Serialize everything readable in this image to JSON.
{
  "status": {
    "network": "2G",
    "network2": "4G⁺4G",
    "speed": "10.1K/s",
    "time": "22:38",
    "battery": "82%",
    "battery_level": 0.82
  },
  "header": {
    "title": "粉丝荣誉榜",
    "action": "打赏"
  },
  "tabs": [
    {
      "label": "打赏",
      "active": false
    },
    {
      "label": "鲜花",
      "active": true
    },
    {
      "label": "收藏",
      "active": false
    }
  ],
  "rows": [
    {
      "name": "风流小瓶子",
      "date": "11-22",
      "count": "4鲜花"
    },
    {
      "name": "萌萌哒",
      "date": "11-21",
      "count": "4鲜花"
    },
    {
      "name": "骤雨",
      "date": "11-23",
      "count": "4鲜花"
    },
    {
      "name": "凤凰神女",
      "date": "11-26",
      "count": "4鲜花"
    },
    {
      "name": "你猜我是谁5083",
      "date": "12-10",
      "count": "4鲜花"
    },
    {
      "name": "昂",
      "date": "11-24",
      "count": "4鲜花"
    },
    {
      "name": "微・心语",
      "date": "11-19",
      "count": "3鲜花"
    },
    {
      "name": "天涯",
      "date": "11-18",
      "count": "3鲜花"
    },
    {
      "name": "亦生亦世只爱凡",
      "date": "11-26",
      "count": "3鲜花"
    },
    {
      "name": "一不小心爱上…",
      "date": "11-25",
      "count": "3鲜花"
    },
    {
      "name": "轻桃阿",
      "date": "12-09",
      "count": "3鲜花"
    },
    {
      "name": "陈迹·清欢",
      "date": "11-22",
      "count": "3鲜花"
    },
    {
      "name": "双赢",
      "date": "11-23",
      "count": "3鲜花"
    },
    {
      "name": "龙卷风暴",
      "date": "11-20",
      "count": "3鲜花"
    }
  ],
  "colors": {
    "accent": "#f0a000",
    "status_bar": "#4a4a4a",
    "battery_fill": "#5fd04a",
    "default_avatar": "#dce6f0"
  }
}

_WHAT IS NEEDED:_ Faithfully copy every entry, leaving nothing out.

_COMPLETED TASK:_
Serialize everything readable in this image to JSON.
{
  "status": {
    "network": "2G",
    "network2": "4G⁺4G",
    "speed": "10.1K/s",
    "time": "22:38",
    "battery": "82%",
    "battery_level": 0.82
  },
  "header": {
    "title": "粉丝荣誉榜",
    "action": "打赏"
  },
  "tabs": [
    {
      "label": "打赏",
      "active": false
    },
    {
      "label": "鲜花",
      "active": true
    },
    {
      "label": "收藏",
      "active": false
    }
  ],
  "rows": [
    {
      "name": "风流小瓶子",
      "date": "11-22",
      "count": "4鲜花"
    },
    {
      "name": "萌萌哒",
      "date": "11-21",
      "count": "4鲜花"
    },
    {
      "name": "骤雨",
      "date": "11-23",
      "count": "4鲜花"
    },
    {
      "name": "凤凰神女",
      "date": "11-26",
      "count": "4鲜花"
    },
    {
      "name": "你猜我是谁5083",
      "date": "12-10",
      "count": "4鲜花"
    },
    {
      "name": "昂",
      "date": "11-24",
      "count": "4鲜花"
    },
    {
      "name": "微・心语",
      "date": "11-19",
      "count": "3鲜花"
    },
    {
      "name": "天涯",
      "date": "11-18",
      "count": "3鲜花"
    },
    {
      "name": "亦生亦世只爱凡",
      "date": "11-26",
      "count": "3鲜花"
    },
    {
      "name": "一不小心爱上…",
      "date": "11-25",
      "count": "3鲜花"
    },
    {
      "name": "轻桃阿",
      "date": "12-09",
      "count": "3鲜花"
    },
    {
      "name": "陈迹·清欢",
      "date": "11-22",
      "count": "3鲜花"
    },
    {
      "name": "双赢",
      "date": "11-23",
      "count": "3鲜花"
    },
    {
      "name": "龙卷风暴",
      "date": "11-20",
      "count": "3鲜花"
    }
  ],
  "colors": {
    "accent": "#f0a000",
    "status_bar": "#4a4a4a",
    "battery_fill": "#5fd04a",
    "default_avatar": "#dce6f0"
  }
}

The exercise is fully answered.